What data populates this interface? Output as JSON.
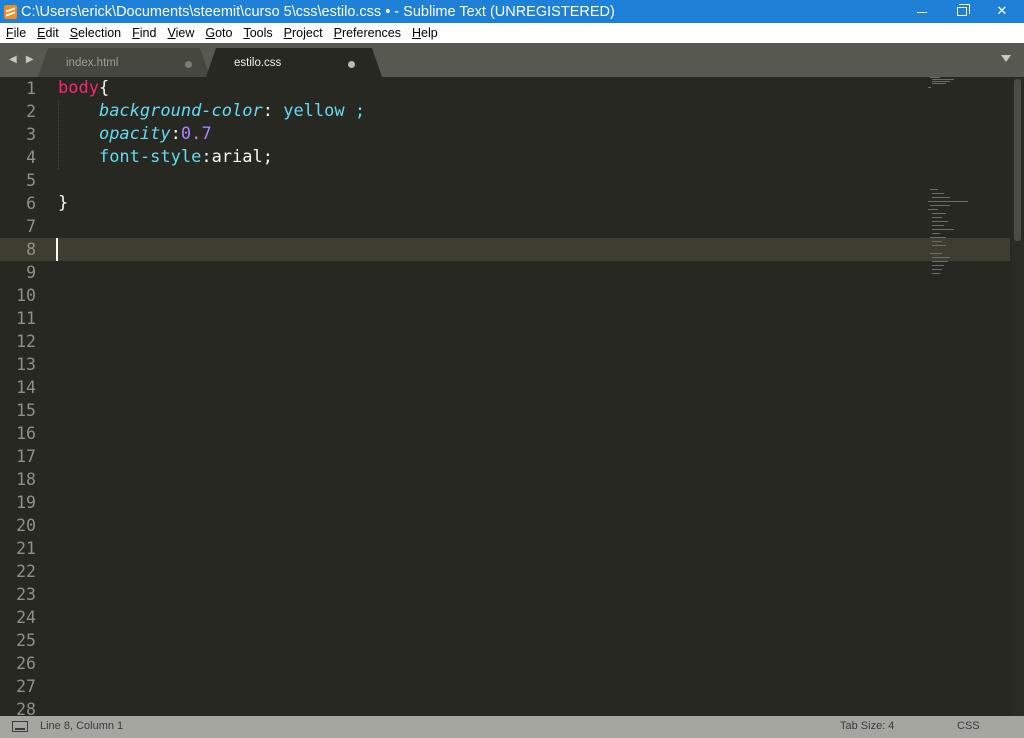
{
  "window": {
    "title": "C:\\Users\\erick\\Documents\\steemit\\curso 5\\css\\estilo.css • - Sublime Text (UNREGISTERED)",
    "icon": "sublime-text-icon",
    "colors": {
      "titlebar": "#1e80d6",
      "editor_bg": "#272822",
      "tag": "#f92672",
      "property": "#66d9ef",
      "number": "#ae81ff"
    }
  },
  "menu": [
    "File",
    "Edit",
    "Selection",
    "Find",
    "View",
    "Goto",
    "Tools",
    "Project",
    "Preferences",
    "Help"
  ],
  "tabs": [
    {
      "label": "index.html",
      "active": false,
      "modified": true
    },
    {
      "label": "estilo.css",
      "active": true,
      "modified": true
    }
  ],
  "editor": {
    "current_line": 8,
    "line_numbers": [
      "1",
      "2",
      "3",
      "4",
      "5",
      "6",
      "7",
      "8",
      "9",
      "10",
      "11",
      "12",
      "13",
      "14",
      "15",
      "16",
      "17",
      "18",
      "19",
      "20",
      "21",
      "22",
      "23",
      "24",
      "25",
      "26",
      "27",
      "28"
    ],
    "code": {
      "l1": {
        "selector": "body",
        "brace": "{"
      },
      "l2": {
        "property": "background-color",
        "colon": ":",
        "value": " yellow ;"
      },
      "l3": {
        "property": "opacity",
        "colon": ":",
        "value": "0.7"
      },
      "l4": {
        "property": "font-style",
        "colon": ":",
        "value": "arial;"
      },
      "l6": {
        "brace": "}"
      }
    }
  },
  "status": {
    "position": "Line 8, Column 1",
    "tab_size": "Tab Size: 4",
    "syntax": "CSS"
  }
}
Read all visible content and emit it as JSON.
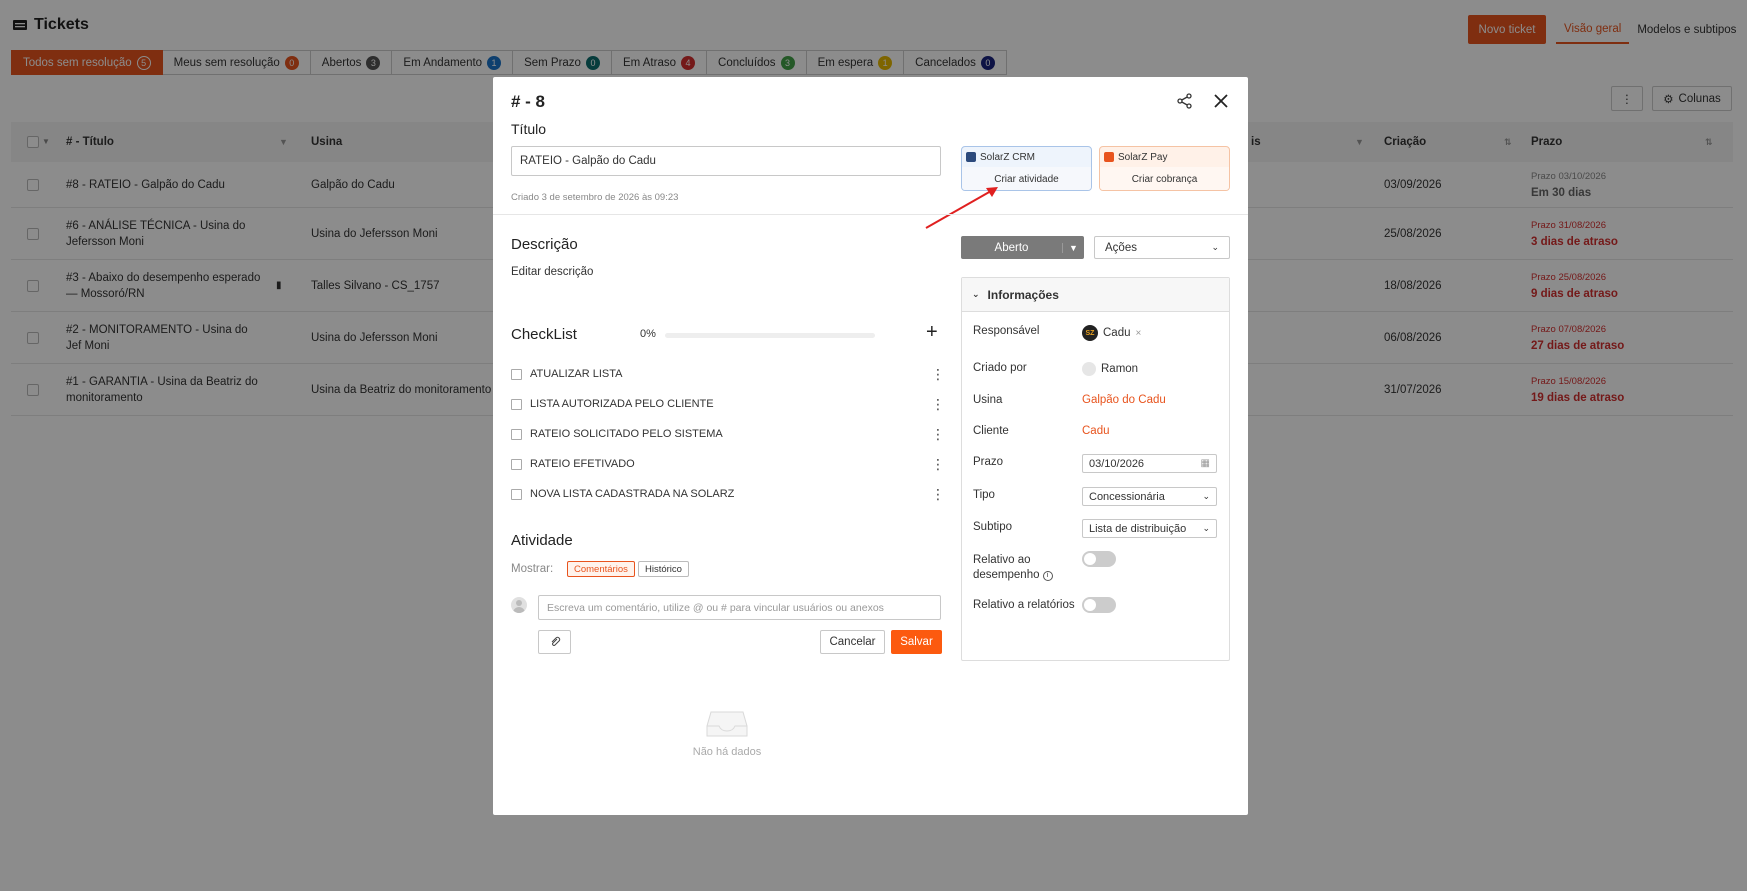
{
  "header": {
    "title": "Tickets",
    "new_ticket": "Novo ticket",
    "views": [
      "Visão geral",
      "Modelos e subtipos"
    ]
  },
  "filters": [
    {
      "label": "Todos sem resolução",
      "count": "5",
      "color": "#e8541e"
    },
    {
      "label": "Meus sem resolução",
      "count": "0",
      "color": "#e8541e"
    },
    {
      "label": "Abertos",
      "count": "3",
      "color": "#555555"
    },
    {
      "label": "Em Andamento",
      "count": "1",
      "color": "#1a73c9"
    },
    {
      "label": "Sem Prazo",
      "count": "0",
      "color": "#0b6e6e"
    },
    {
      "label": "Em Atraso",
      "count": "4",
      "color": "#d32f2f"
    },
    {
      "label": "Concluídos",
      "count": "3",
      "color": "#43a047"
    },
    {
      "label": "Em espera",
      "count": "1",
      "color": "#e6b800"
    },
    {
      "label": "Cancelados",
      "count": "0",
      "color": "#1a237e"
    }
  ],
  "toolbar": {
    "more": "⋮",
    "columns": "Colunas"
  },
  "table": {
    "headers": {
      "title": "# - Título",
      "usina": "Usina",
      "partial": "is",
      "criacao": "Criação",
      "prazo": "Prazo"
    },
    "rows": [
      {
        "title": "#8 - RATEIO - Galpão do Cadu",
        "usina": "Galpão do Cadu",
        "criacao": "03/09/2026",
        "prazo_small": "Prazo 03/10/2026",
        "prazo_big": "Em 30 dias",
        "late": false
      },
      {
        "title": "#6 - ANÁLISE TÉCNICA - Usina do Jefersson Moni",
        "usina": "Usina do Jefersson Moni",
        "criacao": "25/08/2026",
        "prazo_small": "Prazo 31/08/2026",
        "prazo_big": "3 dias de atraso",
        "late": true
      },
      {
        "title": "#3 - Abaixo do desempenho esperado — Mossoró/RN",
        "usina": "Talles Silvano - CS_1757",
        "criacao": "18/08/2026",
        "prazo_small": "Prazo 25/08/2026",
        "prazo_big": "9 dias de atraso",
        "late": true
      },
      {
        "title": "#2 - MONITORAMENTO - Usina do Jef Moni",
        "usina": "Usina do Jefersson Moni",
        "criacao": "06/08/2026",
        "prazo_small": "Prazo 07/08/2026",
        "prazo_big": "27 dias de atraso",
        "late": true
      },
      {
        "title": "#1 - GARANTIA - Usina da Beatriz do monitoramento",
        "usina": "Usina da Beatriz do monitoramento",
        "criacao": "31/07/2026",
        "prazo_small": "Prazo 15/08/2026",
        "prazo_big": "19 dias de atraso",
        "late": true
      }
    ]
  },
  "modal": {
    "id": "# - 8",
    "title_label": "Título",
    "title_value": "RATEIO - Galpão do Cadu",
    "created": "Criado 3 de setembro de 2026 às 09:23",
    "crm": {
      "name": "SolarZ CRM",
      "action": "Criar atividade"
    },
    "pay": {
      "name": "SolarZ Pay",
      "action": "Criar cobrança"
    },
    "description_label": "Descrição",
    "description_edit": "Editar descrição",
    "checklist_label": "CheckList",
    "checklist_progress": "0%",
    "checklist_progress_value": 0,
    "checklist_items": [
      "ATUALIZAR LISTA",
      "LISTA AUTORIZADA PELO CLIENTE",
      "RATEIO SOLICITADO PELO SISTEMA",
      "RATEIO EFETIVADO",
      "NOVA LISTA CADASTRADA NA SOLARZ"
    ],
    "activity_label": "Atividade",
    "show_label": "Mostrar:",
    "show_comments": "Comentários",
    "show_history": "Histórico",
    "comment_placeholder": "Escreva um comentário, utilize @ ou # para vincular usuários ou anexos",
    "cancel": "Cancelar",
    "save": "Salvar",
    "empty": "Não há dados",
    "status": "Aberto",
    "actions": "Ações",
    "info": {
      "title": "Informações",
      "responsavel_label": "Responsável",
      "responsavel_value": "Cadu",
      "criado_label": "Criado por",
      "criado_value": "Ramon",
      "usina_label": "Usina",
      "usina_value": "Galpão do Cadu",
      "cliente_label": "Cliente",
      "cliente_value": "Cadu",
      "prazo_label": "Prazo",
      "prazo_value": "03/10/2026",
      "tipo_label": "Tipo",
      "tipo_value": "Concessionária",
      "subtipo_label": "Subtipo",
      "subtipo_value": "Lista de distribuição",
      "relativo_desempenho_1": "Relativo ao",
      "relativo_desempenho_2": "desempenho",
      "relativo_desempenho_on": false,
      "relativo_relatorios": "Relativo a relatórios",
      "relativo_relatorios_on": false
    }
  },
  "colors": {
    "accent": "#e8541e",
    "late": "#d32f2f",
    "muted": "#888888"
  }
}
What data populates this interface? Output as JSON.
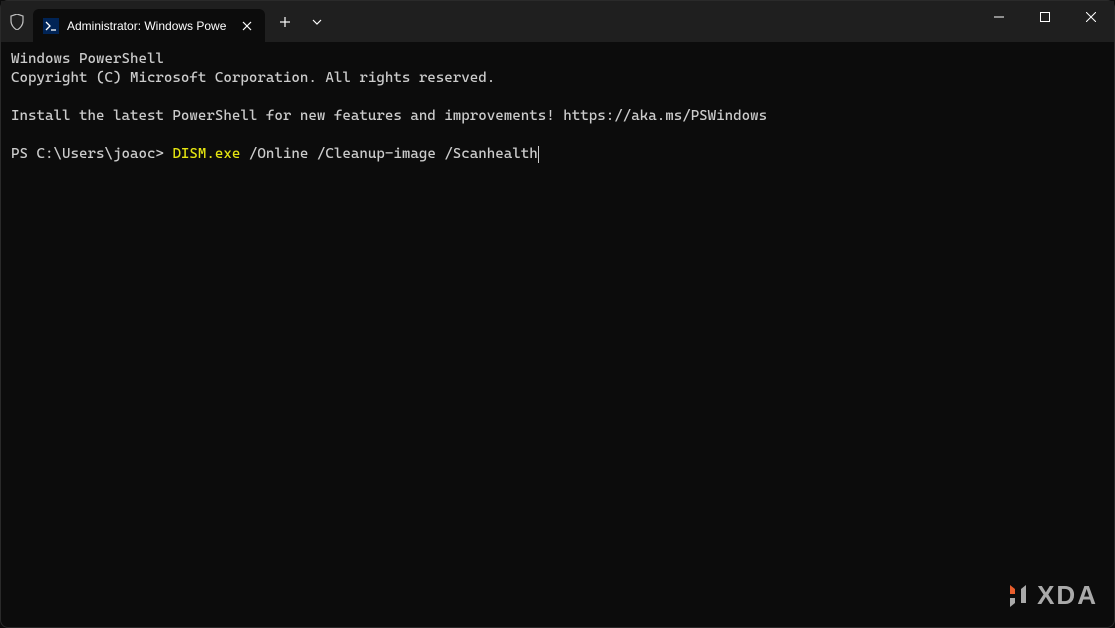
{
  "tab": {
    "title": "Administrator: Windows Powe"
  },
  "terminal": {
    "line1": "Windows PowerShell",
    "line2": "Copyright (C) Microsoft Corporation. All rights reserved.",
    "line3": "Install the latest PowerShell for new features and improvements! https://aka.ms/PSWindows",
    "prompt": "PS C:\\Users\\joaoc> ",
    "command_exe": "DISM.exe",
    "command_args": " /Online /Cleanup-image /Scanhealth"
  },
  "watermark": {
    "text": "XDA"
  }
}
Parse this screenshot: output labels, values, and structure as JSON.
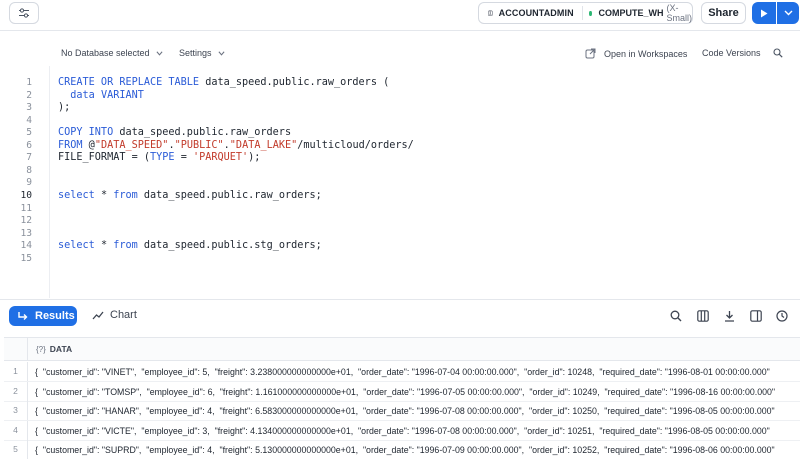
{
  "toolbar": {
    "role": "ACCOUNTADMIN",
    "warehouse": "COMPUTE_WH",
    "warehouse_size": "(X-Small)",
    "share_label": "Share"
  },
  "editor_bar": {
    "database": "No Database selected",
    "settings": "Settings",
    "open_workspaces": "Open in Workspaces",
    "code_versions": "Code Versions"
  },
  "code": {
    "active_line": 10,
    "lines": [
      {
        "n": "1",
        "tokens": [
          [
            "kw",
            "CREATE OR REPLACE TABLE"
          ],
          [
            "p",
            " data_speed.public.raw_orders ("
          ]
        ]
      },
      {
        "n": "2",
        "tokens": [
          [
            "p",
            "  "
          ],
          [
            "kw",
            "data VARIANT"
          ]
        ]
      },
      {
        "n": "3",
        "tokens": [
          [
            "p",
            ");"
          ]
        ]
      },
      {
        "n": "4",
        "tokens": []
      },
      {
        "n": "5",
        "tokens": [
          [
            "kw",
            "COPY INTO"
          ],
          [
            "p",
            " data_speed.public.raw_orders"
          ]
        ]
      },
      {
        "n": "6",
        "tokens": [
          [
            "kw",
            "FROM"
          ],
          [
            "p",
            " @"
          ],
          [
            "str",
            "\"DATA_SPEED\""
          ],
          [
            "p",
            "."
          ],
          [
            "str",
            "\"PUBLIC\""
          ],
          [
            "p",
            "."
          ],
          [
            "str",
            "\"DATA_LAKE\""
          ],
          [
            "p",
            "/multicloud/orders/"
          ]
        ]
      },
      {
        "n": "7",
        "tokens": [
          [
            "p",
            "FILE_FORMAT = ("
          ],
          [
            "kw",
            "TYPE"
          ],
          [
            "p",
            " = "
          ],
          [
            "str",
            "'PARQUET'"
          ],
          [
            "p",
            ");"
          ]
        ]
      },
      {
        "n": "8",
        "tokens": []
      },
      {
        "n": "9",
        "tokens": []
      },
      {
        "n": "10",
        "tokens": [
          [
            "kw",
            "select"
          ],
          [
            "p",
            " * "
          ],
          [
            "kw",
            "from"
          ],
          [
            "p",
            " data_speed.public.raw_orders;"
          ]
        ]
      },
      {
        "n": "11",
        "tokens": []
      },
      {
        "n": "12",
        "tokens": []
      },
      {
        "n": "13",
        "tokens": []
      },
      {
        "n": "14",
        "tokens": [
          [
            "kw",
            "select"
          ],
          [
            "p",
            " * "
          ],
          [
            "kw",
            "from"
          ],
          [
            "p",
            " data_speed.public.stg_orders;"
          ]
        ]
      },
      {
        "n": "15",
        "tokens": []
      }
    ]
  },
  "results": {
    "results_tab": "Results",
    "chart_tab": "Chart",
    "column_type": "{?}",
    "column_name": "DATA",
    "rows": [
      {
        "n": "1",
        "value": "{  \"customer_id\": \"VINET\",  \"employee_id\": 5,  \"freight\": 3.238000000000000e+01,  \"order_date\": \"1996-07-04 00:00:00.000\",  \"order_id\": 10248,  \"required_date\": \"1996-08-01 00:00:00.000\""
      },
      {
        "n": "2",
        "value": "{  \"customer_id\": \"TOMSP\",  \"employee_id\": 6,  \"freight\": 1.161000000000000e+01,  \"order_date\": \"1996-07-05 00:00:00.000\",  \"order_id\": 10249,  \"required_date\": \"1996-08-16 00:00:00.000\""
      },
      {
        "n": "3",
        "value": "{  \"customer_id\": \"HANAR\",  \"employee_id\": 4,  \"freight\": 6.583000000000000e+01,  \"order_date\": \"1996-07-08 00:00:00.000\",  \"order_id\": 10250,  \"required_date\": \"1996-08-05 00:00:00.000\""
      },
      {
        "n": "4",
        "value": "{  \"customer_id\": \"VICTE\",  \"employee_id\": 3,  \"freight\": 4.134000000000000e+01,  \"order_date\": \"1996-07-08 00:00:00.000\",  \"order_id\": 10251,  \"required_date\": \"1996-08-05 00:00:00.000\""
      },
      {
        "n": "5",
        "value": "{  \"customer_id\": \"SUPRD\",  \"employee_id\": 4,  \"freight\": 5.130000000000000e+01,  \"order_date\": \"1996-07-09 00:00:00.000\",  \"order_id\": 10252,  \"required_date\": \"1996-08-06 00:00:00.000\""
      }
    ]
  },
  "colors": {
    "accent": "#1f6fe5",
    "keyword": "#2a5bd7",
    "string": "#c23b2b",
    "status_dot": "#2bb673"
  },
  "icons": [
    "sliders-icon",
    "role-icon",
    "play-icon",
    "chevron-down-icon",
    "open-external-icon",
    "search-icon",
    "enter-arrow-icon",
    "chart-line-icon",
    "columns-icon",
    "download-icon",
    "split-pane-icon",
    "history-icon"
  ]
}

-*-

> **THE REQUEST**
Go through the preceding material and copy each line that has the word "dias".

> **COMPLETE RESPONSE**
        "prazo_big": "Em 30 dias",
        "prazo_big": "3 dias de atraso",
        "prazo_big": "9 dias de atraso",
        "prazo_big": "27 dias de atraso",
        "prazo_big": "19 dias de atraso",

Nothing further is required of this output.